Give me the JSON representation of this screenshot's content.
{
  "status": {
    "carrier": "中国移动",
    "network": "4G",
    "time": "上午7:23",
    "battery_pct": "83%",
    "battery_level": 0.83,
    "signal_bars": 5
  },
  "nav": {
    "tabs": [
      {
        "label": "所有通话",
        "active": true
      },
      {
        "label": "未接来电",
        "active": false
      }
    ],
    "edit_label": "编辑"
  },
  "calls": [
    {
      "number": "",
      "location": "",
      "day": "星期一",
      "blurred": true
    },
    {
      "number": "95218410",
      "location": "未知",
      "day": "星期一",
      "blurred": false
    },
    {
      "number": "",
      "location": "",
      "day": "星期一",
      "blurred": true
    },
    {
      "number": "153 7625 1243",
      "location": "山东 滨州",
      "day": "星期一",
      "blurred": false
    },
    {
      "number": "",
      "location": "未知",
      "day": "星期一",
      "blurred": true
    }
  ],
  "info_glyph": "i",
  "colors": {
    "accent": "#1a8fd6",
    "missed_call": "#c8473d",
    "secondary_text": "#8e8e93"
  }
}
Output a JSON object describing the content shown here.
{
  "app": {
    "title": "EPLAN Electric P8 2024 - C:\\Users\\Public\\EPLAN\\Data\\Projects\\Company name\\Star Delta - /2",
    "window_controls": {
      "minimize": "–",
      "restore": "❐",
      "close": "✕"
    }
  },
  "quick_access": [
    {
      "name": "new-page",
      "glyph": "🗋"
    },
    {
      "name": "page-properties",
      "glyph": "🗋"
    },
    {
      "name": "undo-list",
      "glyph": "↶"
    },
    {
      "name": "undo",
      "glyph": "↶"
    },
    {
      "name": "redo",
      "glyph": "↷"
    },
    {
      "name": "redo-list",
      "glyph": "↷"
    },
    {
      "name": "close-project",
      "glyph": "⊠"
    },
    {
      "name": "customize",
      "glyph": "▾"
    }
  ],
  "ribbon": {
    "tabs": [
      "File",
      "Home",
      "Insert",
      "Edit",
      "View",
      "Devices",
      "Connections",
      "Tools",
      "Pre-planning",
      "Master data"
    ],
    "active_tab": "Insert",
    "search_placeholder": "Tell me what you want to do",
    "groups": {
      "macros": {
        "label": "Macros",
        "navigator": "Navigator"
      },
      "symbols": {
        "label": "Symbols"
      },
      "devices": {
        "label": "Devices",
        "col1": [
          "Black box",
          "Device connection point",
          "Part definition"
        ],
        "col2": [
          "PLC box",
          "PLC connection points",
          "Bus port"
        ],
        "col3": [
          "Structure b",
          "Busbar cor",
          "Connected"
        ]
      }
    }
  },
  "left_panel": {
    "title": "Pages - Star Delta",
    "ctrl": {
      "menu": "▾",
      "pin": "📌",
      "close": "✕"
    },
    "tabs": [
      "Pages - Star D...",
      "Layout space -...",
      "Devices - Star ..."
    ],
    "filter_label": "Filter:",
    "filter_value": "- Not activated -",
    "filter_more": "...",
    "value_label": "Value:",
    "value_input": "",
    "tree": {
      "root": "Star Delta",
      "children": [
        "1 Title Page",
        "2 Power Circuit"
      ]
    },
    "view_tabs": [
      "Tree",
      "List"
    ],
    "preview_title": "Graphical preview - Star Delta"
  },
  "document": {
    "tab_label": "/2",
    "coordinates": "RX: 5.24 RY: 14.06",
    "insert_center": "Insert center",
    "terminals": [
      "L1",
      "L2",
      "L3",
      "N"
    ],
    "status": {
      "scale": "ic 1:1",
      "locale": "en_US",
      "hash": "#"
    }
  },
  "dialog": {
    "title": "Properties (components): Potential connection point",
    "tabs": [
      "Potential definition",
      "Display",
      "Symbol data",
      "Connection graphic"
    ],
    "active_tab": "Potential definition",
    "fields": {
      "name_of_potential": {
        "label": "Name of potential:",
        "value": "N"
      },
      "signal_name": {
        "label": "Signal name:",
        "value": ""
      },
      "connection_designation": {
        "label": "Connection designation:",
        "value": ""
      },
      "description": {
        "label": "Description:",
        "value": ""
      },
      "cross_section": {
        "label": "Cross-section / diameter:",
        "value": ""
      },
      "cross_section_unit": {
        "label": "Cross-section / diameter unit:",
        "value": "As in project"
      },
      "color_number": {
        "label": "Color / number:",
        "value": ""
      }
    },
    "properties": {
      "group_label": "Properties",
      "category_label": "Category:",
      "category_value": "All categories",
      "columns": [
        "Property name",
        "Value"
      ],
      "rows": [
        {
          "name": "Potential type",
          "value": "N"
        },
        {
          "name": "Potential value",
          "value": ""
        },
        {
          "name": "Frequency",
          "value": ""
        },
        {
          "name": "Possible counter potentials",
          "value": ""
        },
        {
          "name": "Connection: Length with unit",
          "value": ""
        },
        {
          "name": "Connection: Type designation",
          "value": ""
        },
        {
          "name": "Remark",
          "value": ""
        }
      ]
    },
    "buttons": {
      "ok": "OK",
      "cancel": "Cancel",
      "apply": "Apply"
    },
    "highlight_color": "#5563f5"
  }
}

EXERCISE REQUIREMENTS -
Find each line with the string "definition" and copy it out.

FINISHED TASK -
          "Part definition"
      "Potential definition",
    "active_tab": "Potential definition",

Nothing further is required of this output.